**EXERCISE DIRECTIONS**: Copy all lines below containing "JSON".

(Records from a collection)
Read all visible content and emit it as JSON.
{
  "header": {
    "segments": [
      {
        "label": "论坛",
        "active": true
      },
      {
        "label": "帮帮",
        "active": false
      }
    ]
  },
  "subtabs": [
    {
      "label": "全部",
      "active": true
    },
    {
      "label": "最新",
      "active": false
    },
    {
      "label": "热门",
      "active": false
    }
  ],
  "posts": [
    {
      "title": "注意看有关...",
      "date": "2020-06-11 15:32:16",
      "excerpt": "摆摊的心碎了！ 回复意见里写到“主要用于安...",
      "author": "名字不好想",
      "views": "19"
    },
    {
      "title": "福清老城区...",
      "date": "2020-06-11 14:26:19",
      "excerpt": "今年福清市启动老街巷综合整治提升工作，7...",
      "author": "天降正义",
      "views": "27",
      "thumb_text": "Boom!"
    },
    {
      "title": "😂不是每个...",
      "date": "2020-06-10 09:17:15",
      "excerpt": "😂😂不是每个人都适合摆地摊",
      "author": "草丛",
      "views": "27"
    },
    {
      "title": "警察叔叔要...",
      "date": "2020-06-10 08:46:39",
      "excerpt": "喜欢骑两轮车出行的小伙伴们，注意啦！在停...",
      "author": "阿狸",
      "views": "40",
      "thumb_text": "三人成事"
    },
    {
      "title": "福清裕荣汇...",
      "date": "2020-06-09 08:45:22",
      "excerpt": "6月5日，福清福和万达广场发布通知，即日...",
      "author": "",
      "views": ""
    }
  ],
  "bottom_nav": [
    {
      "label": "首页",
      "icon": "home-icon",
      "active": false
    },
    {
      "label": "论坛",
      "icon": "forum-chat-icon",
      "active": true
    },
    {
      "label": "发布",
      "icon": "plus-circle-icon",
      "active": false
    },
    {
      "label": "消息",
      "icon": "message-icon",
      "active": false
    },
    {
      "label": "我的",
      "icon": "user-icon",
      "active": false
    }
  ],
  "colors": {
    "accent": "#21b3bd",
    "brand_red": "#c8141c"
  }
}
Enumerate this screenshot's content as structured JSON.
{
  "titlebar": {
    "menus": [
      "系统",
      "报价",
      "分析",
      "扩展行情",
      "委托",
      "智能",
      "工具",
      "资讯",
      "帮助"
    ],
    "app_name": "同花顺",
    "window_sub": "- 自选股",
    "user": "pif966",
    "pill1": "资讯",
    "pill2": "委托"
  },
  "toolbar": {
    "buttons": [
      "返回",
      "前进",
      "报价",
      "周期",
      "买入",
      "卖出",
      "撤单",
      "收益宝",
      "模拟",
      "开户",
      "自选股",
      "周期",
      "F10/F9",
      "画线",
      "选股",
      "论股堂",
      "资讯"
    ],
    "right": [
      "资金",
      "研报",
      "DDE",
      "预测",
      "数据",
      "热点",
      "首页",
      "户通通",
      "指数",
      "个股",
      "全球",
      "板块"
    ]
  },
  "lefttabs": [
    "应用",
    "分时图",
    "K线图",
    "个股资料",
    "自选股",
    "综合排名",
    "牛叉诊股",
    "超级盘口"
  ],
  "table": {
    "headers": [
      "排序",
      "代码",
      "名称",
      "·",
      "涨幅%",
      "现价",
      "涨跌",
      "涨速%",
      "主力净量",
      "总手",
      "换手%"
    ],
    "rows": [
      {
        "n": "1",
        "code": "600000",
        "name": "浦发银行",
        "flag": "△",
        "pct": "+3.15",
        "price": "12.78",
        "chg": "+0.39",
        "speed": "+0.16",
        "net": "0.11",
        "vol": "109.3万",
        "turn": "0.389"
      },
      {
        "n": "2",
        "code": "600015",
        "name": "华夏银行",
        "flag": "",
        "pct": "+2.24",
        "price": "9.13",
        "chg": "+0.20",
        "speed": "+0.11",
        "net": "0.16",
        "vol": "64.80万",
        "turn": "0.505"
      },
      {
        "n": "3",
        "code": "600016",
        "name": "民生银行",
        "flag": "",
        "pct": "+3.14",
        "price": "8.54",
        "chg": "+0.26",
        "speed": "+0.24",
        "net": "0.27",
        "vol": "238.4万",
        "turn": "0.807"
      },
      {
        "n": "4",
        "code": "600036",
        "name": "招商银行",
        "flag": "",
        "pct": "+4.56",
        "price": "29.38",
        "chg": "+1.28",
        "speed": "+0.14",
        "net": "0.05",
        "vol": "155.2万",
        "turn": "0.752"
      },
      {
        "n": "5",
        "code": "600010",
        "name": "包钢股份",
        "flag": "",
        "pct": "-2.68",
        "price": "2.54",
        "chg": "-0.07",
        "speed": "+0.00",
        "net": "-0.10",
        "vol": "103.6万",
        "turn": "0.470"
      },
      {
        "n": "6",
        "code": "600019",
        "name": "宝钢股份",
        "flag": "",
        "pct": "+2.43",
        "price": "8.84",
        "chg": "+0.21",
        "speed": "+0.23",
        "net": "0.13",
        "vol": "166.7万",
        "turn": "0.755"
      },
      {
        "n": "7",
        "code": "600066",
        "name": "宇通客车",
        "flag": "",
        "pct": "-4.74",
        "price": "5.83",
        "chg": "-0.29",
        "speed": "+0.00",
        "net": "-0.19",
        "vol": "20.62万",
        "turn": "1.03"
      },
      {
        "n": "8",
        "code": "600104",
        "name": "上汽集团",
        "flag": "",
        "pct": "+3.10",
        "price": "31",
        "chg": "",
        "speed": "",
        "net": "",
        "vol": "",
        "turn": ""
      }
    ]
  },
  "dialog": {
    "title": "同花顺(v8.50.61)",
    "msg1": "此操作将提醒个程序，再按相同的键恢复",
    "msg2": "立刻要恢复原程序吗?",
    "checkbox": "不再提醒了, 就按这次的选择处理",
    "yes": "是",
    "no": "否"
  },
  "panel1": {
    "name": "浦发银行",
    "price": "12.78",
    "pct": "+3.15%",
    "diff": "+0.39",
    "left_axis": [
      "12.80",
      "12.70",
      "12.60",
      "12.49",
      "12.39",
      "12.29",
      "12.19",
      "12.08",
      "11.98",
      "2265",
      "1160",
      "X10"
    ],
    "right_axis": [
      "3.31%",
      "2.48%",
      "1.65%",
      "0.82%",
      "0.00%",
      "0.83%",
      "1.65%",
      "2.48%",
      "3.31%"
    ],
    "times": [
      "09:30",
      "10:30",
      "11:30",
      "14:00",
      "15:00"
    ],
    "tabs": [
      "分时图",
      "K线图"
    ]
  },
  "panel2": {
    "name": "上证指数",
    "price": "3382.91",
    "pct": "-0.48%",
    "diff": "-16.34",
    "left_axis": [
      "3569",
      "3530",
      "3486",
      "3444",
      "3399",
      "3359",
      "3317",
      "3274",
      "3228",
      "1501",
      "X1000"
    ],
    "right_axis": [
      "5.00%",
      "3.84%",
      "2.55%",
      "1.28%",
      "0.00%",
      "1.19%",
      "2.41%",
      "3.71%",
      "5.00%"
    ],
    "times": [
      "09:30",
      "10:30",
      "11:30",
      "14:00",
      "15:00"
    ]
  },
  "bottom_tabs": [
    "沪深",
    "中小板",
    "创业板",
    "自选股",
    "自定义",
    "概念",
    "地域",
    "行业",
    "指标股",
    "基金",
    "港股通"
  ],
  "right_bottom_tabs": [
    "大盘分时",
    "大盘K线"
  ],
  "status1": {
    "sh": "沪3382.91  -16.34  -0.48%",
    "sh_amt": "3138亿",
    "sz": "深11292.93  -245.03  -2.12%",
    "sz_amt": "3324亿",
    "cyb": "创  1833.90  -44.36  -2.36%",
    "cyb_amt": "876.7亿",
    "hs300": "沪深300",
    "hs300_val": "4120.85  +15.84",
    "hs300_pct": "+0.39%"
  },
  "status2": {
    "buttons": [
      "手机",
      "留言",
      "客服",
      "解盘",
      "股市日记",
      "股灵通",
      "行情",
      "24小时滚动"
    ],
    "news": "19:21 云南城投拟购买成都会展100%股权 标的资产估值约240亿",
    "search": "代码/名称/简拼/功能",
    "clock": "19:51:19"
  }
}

**EXPECTED OUTPUT**:
Read all visible content and emit it as JSON.
Enumerate this screenshot's content as structured JSON.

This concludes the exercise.